TASK INSTRUCTIONS: In the data that follows, count every line holding the string "Unvanı" and give the count alone.
[start of SUPPLIED DATA]
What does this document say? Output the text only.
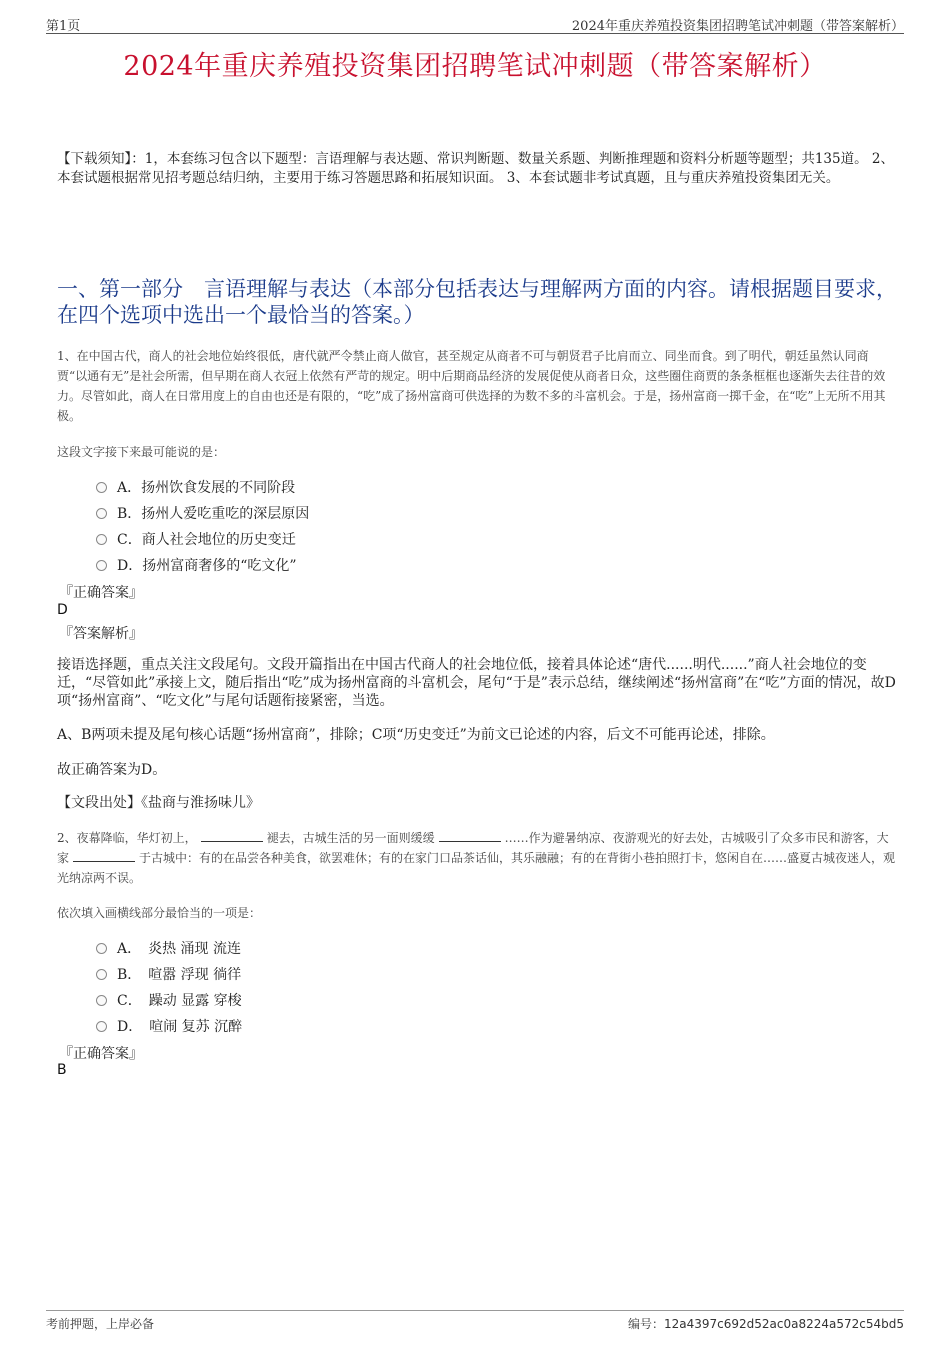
第1页	2024年重庆养殖投资集团招聘笔试冲刺题（带答案解析）
2024年重庆养殖投资集团招聘笔试冲刺题（带答案解析）
【下载须知】：1，本套练习包含以下题型：言语理解与表达题、常识判断题、数量关系题、判断推理题和资料分析题等题型；共135道。 2、本套试题根据常见招考题总结归纳，主要用于练习答题思路和拓展知识面。 3、本套试题非考试真题，且与重庆养殖投资集团无关。
一、第一部分　言语理解与表达（本部分包括表达与理解两方面的内容。请根据题目要求，在四个选项中选出一个最恰当的答案。）
1、在中国古代，商人的社会地位始终很低，唐代就严令禁止商人做官，甚至规定从商者不可与朝贤君子比肩而立、同坐而食。到了明代，朝廷虽然认同商贾“以通有无”是社会所需，但早期在商人衣冠上依然有严苛的规定。明中后期商品经济的发展促使从商者日众，这些圈住商贾的条条框框也逐渐失去往昔的效力。尽管如此，商人在日常用度上的自由也还是有限的，“吃”成了扬州富商可供选择的为数不多的斗富机会。于是，扬州富商一掷千金，在“吃”上无所不用其极。
这段文字接下来最可能说的是：
A．扬州饮食发展的不同阶段
B．扬州人爱吃重吃的深层原因
C．商人社会地位的历史变迁
D．扬州富商奢侈的“吃文化”
『正确答案』
D
『答案解析』
接语选择题，重点关注文段尾句。文段开篇指出在中国古代商人的社会地位低，接着具体论述“唐代......明代......”商人社会地位的变迁，“尽管如此”承接上文，随后指出“吃”成为扬州富商的斗富机会，尾句“于是”表示总结，继续阐述“扬州富商”在“吃”方面的情况，故D项“扬州富商”、“吃文化”与尾句话题衔接紧密，当选。
A、B两项未提及尾句核心话题“扬州富商”，排除；C项“历史变迁”为前文已论述的内容，后文不可能再论述，排除。
故正确答案为D。
【文段出处】《盐商与淮扬味儿》
2、夜幕降临，华灯初上，	褪去，古城生活的另一面则缓缓	……作为避暑纳凉、夜游观光的好去处，古城吸引了众多市民和游客，大家	于古城中：有的在品尝各种美食，欲罢难休；有的在家门口品茶话仙，其乐融融；有的在背街小巷拍照打卡，悠闲自在……盛夏古城夜迷人，观光纳凉两不误。
依次填入画横线部分最恰当的一项是：
A．　炎热 涌现 流连
B．　喧嚣 浮现 徜徉
C．　躁动 显露 穿梭
D．　喧闹 复苏 沉醉
『正确答案』
B
考前押题，上岸必备	编号：12a4397c692d52ac0a8224a572c54bd5
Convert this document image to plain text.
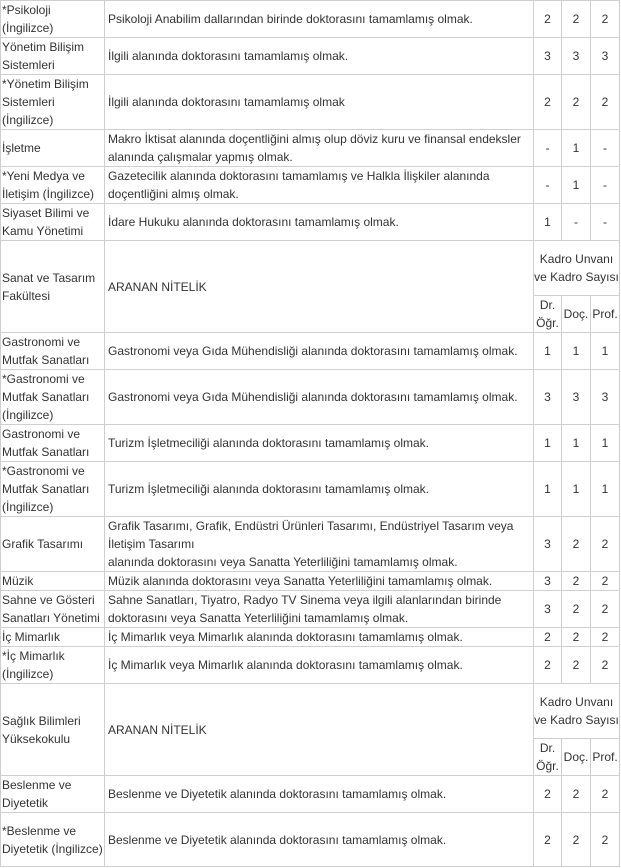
*Psikoloji (İngilizce)	Psikoloji Anabilim dallarından birinde doktorasını tamamlamış olmak.	2	2	2
Yönetim Bilişim Sistemleri	İlgili alanında doktorasını tamamlamış olmak.	3	3	3
*Yönetim Bilişim Sistemleri (İngilizce)	İlgili alanında doktorasını tamamlamış olmak	2	2	2
İşletme	Makro İktisat alanında doçentliğini almış olup döviz kuru ve finansal endeksler alanında çalışmalar yapmış olmak.	-	1	-
*Yeni Medya ve İletişim (İngilizce)	Gazetecilik alanında doktorasını tamamlamış ve Halkla İlişkiler alanında doçentliğini almış olmak.	-	1	-
Siyaset Bilimi ve Kamu Yönetimi	İdare Hukuku alanında doktorasını tamamlamış olmak.	1	-	-
Sanat ve Tasarım Fakültesi	ARANAN NİTELİK	Kadro Unvanı ve Kadro Sayısı		
		Dr. Öğr.	Doç.	Prof.
Gastronomi ve Mutfak Sanatları	Gastronomi veya Gıda Mühendisliği alanında doktorasını tamamlamış olmak.	1	1	1
*Gastronomi ve Mutfak Sanatları (İngilizce)	Gastronomi veya Gıda Mühendisliği alanında doktorasını tamamlamış olmak.	3	3	3
Gastronomi ve Mutfak Sanatları	Turizm İşletmeciliği alanında doktorasını tamamlamış olmak.	1	1	1
*Gastronomi ve Mutfak Sanatları (İngilizce)	Turizm İşletmeciliği alanında doktorasını tamamlamış olmak.	1	1	1
Grafik Tasarımı	Grafik Tasarımı, Grafik, Endüstri Ürünleri Tasarımı, Endüstriyel Tasarım veya İletişim Tasarımı
alanında doktorasını veya Sanatta Yeterliliğini tamamlamış olmak.	3	2	2
Müzik	Müzik alanında doktorasını veya Sanatta Yeterliliğini tamamlamış olmak.	3	2	2
Sahne ve Gösteri Sanatları Yönetimi	Sahne Sanatları, Tiyatro, Radyo TV Sinema veya ilgili alanlarından birinde doktorasını veya Sanatta Yeterliliğini tamamlamış olmak.	3	2	2
İç Mimarlık	İç Mimarlık veya Mimarlık alanında doktorasını tamamlamış olmak.	2	2	2
*İç Mimarlık (İngilizce)	İç Mimarlık veya Mimarlık alanında doktorasını tamamlamış olmak.	2	2	2
Sağlık Bilimleri Yüksekokulu	ARANAN NİTELİK	Kadro Unvanı ve Kadro Sayısı		
		Dr. Öğr.	Doç.	Prof.
Beslenme ve Diyetetik	Beslenme ve Diyetetik alanında doktorasını tamamlamış olmak.	2	2	2
*Beslenme ve Diyetetik (İngilizce)	Beslenme ve Diyetetik alanında doktorasını tamamlamış olmak.	2	2	2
[end of SUPPLIED DATA]
EXERCISE OUTPUT: 2